SET PROBLEM: Extract each line containing the string "Disabled".

══════

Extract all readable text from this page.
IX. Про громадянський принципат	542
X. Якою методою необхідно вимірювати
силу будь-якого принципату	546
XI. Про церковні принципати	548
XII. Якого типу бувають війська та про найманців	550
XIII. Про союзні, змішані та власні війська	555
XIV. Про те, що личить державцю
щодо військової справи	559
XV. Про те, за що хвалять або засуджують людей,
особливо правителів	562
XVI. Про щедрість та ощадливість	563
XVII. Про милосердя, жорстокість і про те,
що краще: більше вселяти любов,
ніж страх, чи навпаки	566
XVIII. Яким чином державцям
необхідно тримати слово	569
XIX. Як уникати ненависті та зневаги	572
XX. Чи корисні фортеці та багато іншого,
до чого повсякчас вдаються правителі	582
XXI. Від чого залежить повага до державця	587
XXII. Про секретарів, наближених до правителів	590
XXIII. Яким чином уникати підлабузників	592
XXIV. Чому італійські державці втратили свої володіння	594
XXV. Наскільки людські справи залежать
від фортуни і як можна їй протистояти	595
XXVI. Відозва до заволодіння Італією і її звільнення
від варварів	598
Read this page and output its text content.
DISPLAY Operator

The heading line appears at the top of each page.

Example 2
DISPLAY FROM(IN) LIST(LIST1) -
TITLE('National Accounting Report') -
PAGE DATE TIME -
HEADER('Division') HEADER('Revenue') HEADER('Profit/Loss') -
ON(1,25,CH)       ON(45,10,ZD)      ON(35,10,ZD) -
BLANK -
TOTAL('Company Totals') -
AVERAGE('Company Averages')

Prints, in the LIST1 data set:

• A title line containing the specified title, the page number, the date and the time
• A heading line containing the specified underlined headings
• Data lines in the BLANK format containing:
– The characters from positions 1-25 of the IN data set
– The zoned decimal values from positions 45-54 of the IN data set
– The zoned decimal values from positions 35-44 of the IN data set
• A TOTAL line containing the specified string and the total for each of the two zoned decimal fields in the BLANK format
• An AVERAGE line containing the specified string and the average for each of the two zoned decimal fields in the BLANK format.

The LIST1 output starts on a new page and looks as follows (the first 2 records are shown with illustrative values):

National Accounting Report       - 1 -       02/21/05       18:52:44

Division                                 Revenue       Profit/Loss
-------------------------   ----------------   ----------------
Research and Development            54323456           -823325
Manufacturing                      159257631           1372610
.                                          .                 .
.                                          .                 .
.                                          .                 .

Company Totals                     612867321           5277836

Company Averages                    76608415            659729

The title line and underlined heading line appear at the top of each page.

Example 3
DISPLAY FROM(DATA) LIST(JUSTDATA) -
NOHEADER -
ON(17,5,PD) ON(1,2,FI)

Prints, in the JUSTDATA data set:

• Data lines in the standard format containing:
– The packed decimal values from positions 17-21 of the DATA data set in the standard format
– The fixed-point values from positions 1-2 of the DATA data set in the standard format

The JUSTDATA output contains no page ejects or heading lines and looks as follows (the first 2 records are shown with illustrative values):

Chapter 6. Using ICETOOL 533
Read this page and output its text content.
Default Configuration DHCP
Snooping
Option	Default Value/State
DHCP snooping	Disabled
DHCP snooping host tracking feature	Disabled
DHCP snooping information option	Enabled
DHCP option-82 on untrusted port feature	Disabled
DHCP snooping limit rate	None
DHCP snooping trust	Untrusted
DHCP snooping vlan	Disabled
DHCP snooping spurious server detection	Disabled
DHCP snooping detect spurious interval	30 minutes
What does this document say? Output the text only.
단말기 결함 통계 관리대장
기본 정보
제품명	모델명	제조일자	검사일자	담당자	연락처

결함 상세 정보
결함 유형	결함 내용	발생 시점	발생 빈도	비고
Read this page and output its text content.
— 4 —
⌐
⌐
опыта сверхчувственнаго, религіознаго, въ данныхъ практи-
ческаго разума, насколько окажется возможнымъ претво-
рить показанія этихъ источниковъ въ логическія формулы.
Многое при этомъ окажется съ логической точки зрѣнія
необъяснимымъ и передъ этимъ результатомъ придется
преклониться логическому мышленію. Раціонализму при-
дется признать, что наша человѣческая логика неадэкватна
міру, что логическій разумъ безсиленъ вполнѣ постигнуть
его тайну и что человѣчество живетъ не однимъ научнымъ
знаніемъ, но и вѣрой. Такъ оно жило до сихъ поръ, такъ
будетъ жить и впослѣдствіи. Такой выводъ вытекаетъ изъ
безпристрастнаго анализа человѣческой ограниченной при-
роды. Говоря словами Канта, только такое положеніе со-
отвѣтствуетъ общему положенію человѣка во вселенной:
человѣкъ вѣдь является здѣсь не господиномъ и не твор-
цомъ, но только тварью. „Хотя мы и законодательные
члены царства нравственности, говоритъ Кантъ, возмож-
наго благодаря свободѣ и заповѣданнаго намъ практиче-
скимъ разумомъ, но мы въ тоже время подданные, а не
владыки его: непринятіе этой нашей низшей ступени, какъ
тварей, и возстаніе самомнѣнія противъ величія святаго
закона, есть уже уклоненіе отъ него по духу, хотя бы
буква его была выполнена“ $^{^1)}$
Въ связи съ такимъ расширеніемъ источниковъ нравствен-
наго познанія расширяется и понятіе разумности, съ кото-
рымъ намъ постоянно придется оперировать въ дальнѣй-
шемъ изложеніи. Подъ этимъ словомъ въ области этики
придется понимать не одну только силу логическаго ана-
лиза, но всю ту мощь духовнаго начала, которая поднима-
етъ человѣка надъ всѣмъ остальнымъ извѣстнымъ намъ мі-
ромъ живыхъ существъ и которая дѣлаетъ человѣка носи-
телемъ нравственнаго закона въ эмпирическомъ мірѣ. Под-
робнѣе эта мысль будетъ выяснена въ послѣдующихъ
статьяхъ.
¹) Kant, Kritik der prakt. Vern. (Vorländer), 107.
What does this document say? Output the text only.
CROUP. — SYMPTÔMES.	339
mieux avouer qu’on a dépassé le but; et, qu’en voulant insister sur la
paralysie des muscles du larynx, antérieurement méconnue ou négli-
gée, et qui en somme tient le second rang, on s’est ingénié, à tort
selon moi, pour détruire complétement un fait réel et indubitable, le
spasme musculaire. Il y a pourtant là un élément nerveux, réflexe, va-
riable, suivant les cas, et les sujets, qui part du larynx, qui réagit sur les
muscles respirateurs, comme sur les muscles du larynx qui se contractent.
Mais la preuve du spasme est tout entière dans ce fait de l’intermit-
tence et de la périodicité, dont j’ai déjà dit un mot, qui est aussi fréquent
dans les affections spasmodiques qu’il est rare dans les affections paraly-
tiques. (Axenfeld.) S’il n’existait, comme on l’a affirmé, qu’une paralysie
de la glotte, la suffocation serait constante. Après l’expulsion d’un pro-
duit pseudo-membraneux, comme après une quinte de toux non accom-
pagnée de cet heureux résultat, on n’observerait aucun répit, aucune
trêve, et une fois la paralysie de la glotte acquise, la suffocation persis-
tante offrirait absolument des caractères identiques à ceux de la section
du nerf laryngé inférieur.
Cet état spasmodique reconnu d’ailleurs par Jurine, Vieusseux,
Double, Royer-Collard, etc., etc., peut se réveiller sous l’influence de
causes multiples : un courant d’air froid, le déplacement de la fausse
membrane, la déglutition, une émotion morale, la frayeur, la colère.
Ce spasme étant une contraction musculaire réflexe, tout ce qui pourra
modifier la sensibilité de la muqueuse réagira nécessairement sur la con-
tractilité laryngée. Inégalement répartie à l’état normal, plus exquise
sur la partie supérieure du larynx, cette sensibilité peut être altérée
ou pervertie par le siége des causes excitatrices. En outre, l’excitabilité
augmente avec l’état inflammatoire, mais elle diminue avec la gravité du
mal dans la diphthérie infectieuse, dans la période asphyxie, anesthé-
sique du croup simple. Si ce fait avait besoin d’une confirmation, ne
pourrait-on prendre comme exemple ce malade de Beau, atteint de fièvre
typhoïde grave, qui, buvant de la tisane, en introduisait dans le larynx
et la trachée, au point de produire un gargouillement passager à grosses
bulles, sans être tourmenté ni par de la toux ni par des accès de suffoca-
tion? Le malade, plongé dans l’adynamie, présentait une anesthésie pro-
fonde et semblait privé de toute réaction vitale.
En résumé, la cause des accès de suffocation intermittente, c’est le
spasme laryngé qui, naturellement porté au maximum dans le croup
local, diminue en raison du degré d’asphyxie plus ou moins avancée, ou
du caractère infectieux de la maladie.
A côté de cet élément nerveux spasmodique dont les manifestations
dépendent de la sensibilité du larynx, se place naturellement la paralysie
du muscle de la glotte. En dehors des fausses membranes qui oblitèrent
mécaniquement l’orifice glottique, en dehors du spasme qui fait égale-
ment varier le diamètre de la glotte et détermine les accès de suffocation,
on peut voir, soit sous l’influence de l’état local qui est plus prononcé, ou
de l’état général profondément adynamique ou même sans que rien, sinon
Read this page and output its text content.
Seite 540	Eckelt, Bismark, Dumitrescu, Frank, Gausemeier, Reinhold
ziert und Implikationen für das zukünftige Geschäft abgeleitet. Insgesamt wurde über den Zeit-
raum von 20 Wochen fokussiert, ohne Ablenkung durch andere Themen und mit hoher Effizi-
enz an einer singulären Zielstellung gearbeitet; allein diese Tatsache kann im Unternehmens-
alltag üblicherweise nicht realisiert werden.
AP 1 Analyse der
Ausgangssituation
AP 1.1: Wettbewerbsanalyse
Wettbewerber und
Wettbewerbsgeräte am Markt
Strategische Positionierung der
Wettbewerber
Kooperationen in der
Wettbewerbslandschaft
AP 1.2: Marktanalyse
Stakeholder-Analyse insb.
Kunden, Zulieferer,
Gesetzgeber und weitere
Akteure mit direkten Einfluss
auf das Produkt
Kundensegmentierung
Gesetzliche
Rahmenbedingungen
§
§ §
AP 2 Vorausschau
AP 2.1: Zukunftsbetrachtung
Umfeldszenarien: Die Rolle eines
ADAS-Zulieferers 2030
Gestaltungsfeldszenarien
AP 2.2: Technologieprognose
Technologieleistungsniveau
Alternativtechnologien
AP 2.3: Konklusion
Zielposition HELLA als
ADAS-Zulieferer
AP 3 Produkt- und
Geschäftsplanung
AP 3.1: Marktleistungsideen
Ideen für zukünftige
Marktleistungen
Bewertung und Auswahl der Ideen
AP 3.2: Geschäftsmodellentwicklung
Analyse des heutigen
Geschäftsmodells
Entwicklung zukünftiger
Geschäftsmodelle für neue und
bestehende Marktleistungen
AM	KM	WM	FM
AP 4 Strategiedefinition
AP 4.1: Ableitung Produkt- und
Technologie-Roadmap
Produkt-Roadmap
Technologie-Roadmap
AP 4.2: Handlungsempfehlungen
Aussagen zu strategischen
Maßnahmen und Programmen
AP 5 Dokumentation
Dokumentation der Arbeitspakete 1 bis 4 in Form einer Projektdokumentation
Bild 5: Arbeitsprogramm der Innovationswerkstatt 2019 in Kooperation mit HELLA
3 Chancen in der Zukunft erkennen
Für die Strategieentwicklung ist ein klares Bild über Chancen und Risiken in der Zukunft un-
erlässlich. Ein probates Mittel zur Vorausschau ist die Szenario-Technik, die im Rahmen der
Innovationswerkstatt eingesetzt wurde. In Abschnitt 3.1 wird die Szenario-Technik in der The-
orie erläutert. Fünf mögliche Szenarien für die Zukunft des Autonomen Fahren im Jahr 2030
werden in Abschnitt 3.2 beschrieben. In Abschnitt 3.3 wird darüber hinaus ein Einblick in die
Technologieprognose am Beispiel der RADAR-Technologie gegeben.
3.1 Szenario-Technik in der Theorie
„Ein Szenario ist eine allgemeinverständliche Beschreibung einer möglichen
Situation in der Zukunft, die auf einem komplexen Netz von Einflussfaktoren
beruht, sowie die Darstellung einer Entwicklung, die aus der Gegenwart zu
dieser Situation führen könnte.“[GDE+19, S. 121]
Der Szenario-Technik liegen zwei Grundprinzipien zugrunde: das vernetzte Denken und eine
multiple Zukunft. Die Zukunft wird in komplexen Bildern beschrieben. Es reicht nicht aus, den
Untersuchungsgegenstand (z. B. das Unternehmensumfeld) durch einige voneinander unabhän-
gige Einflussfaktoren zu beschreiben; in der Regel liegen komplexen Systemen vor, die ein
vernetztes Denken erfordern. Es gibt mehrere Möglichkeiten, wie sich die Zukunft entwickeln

══════

ANSWER FOR THIS EXERCISE:
DHCP snooping	Disabled
DHCP snooping host tracking feature	Disabled
DHCP option-82 on untrusted port feature	Disabled
DHCP snooping vlan	Disabled
DHCP snooping spurious server detection	Disabled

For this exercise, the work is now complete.